# Written request
Below are some entries. Output each one exactly as it appears.

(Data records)

━━━

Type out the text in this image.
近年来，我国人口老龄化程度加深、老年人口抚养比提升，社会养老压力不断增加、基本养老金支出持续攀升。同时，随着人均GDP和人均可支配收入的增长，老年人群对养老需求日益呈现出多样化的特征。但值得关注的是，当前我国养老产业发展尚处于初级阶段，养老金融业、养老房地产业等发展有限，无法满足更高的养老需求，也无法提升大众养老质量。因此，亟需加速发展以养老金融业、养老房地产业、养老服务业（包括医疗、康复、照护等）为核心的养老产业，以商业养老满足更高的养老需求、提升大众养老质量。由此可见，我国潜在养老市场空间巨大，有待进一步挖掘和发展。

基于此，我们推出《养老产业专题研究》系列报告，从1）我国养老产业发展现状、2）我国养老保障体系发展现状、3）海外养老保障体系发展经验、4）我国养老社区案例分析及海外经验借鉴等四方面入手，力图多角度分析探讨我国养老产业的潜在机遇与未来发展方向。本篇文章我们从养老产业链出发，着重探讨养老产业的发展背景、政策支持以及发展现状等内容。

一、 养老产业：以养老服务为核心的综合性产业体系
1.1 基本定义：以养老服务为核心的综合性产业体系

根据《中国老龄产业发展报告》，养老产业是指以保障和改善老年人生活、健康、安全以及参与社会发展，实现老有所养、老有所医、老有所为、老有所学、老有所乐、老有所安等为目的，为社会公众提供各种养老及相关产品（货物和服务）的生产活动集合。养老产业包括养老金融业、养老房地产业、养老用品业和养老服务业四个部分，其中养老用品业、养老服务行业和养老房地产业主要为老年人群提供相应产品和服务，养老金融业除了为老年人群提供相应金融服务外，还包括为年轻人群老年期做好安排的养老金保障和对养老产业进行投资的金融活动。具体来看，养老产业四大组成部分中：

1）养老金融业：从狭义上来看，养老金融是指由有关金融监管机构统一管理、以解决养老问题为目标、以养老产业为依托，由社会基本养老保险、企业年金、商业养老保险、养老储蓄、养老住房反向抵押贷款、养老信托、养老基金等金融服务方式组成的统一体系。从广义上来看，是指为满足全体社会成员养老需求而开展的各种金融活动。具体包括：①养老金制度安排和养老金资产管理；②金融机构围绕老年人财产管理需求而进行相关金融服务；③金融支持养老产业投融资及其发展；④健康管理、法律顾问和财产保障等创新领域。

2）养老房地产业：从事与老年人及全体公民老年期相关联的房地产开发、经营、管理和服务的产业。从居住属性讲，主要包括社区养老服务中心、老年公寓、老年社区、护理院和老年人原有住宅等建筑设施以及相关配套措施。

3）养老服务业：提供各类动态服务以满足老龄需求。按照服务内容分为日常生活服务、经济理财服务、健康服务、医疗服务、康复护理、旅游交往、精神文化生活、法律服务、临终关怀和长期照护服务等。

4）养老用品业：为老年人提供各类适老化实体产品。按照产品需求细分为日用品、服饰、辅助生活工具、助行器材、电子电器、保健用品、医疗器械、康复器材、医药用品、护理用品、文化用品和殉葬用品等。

━━━

# Written response
Type out the text in this image.
近年来，我国人口老龄化程度加深、老年人口抚养比提升，社会养老压力不断增加、基本养老金支出持续攀升。同时，随着人均GDP和人均可支配收入的增长，老年人群对养老需求日益呈现出多样化的特征。但值得关注的是，当前我国养老产业发展尚处于初级阶段，养老金融业、养老房地产业等发展有限，无法满足更高的养老需求，也无法提升大众养老质量。因此，亟需加速发展以养老金融业、养老房地产业、养老服务业（包括医疗、康复、照护等）为核心的养老产业，以商业养老满足更高的养老需求、提升大众养老质量。由此可见，我国潜在养老市场空间巨大，有待进一步挖掘和发展。

基于此，我们推出《养老产业专题研究》系列报告，从1）我国养老产业发展现状、2）我国养老保障体系发展现状、3）海外养老保障体系发展经验、4）我国养老社区案例分析及海外经验借鉴等四方面入手，力图多角度分析探讨我国养老产业的潜在机遇与未来发展方向。本篇文章我们从养老产业链出发，着重探讨养老产业的发展背景、政策支持以及发展现状等内容。

一、 养老产业：以养老服务为核心的综合性产业体系
1.1 基本定义：以养老服务为核心的综合性产业体系

根据《中国老龄产业发展报告》，养老产业是指以保障和改善老年人生活、健康、安全以及参与社会发展，实现老有所养、老有所医、老有所为、老有所学、老有所乐、老有所安等为目的，为社会公众提供各种养老及相关产品（货物和服务）的生产活动集合。养老产业包括养老金融业、养老房地产业、养老用品业和养老服务业四个部分，其中养老用品业、养老服务行业和养老房地产业主要为老年人群提供相应产品和服务，养老金融业除了为老年人群提供相应金融服务外，还包括为年轻人群老年期做好安排的养老金保障和对养老产业进行投资的金融活动。具体来看，养老产业四大组成部分中：

1）养老金融业：从狭义上来看，养老金融是指由有关金融监管机构统一管理、以解决养老问题为目标、以养老产业为依托，由社会基本养老保险、企业年金、商业养老保险、养老储蓄、养老住房反向抵押贷款、养老信托、养老基金等金融服务方式组成的统一体系。从广义上来看，是指为满足全体社会成员养老需求而开展的各种金融活动。具体包括：①养老金制度安排和养老金资产管理；②金融机构围绕老年人财产管理需求而进行相关金融服务；③金融支持养老产业投融资及其发展；④健康管理、法律顾问和财产保障等创新领域。

2）养老房地产业：从事与老年人及全体公民老年期相关联的房地产开发、经营、管理和服务的产业。从居住属性讲，主要包括社区养老服务中心、老年公寓、老年社区、护理院和老年人原有住宅等建筑设施以及相关配套措施。

3）养老服务业：提供各类动态服务以满足老龄需求。按照服务内容分为日常生活服务、经济理财服务、健康服务、医疗服务、康复护理、旅游交往、精神文化生活、法律服务、临终关怀和长期照护服务等。

4）养老用品业：为老年人提供各类适老化实体产品。按照产品需求细分为日用品、服饰、辅助生活工具、助行器材、电子电器、保健用品、医疗器械、康复器材、医药用品、护理用品、文化用品和殉葬用品等。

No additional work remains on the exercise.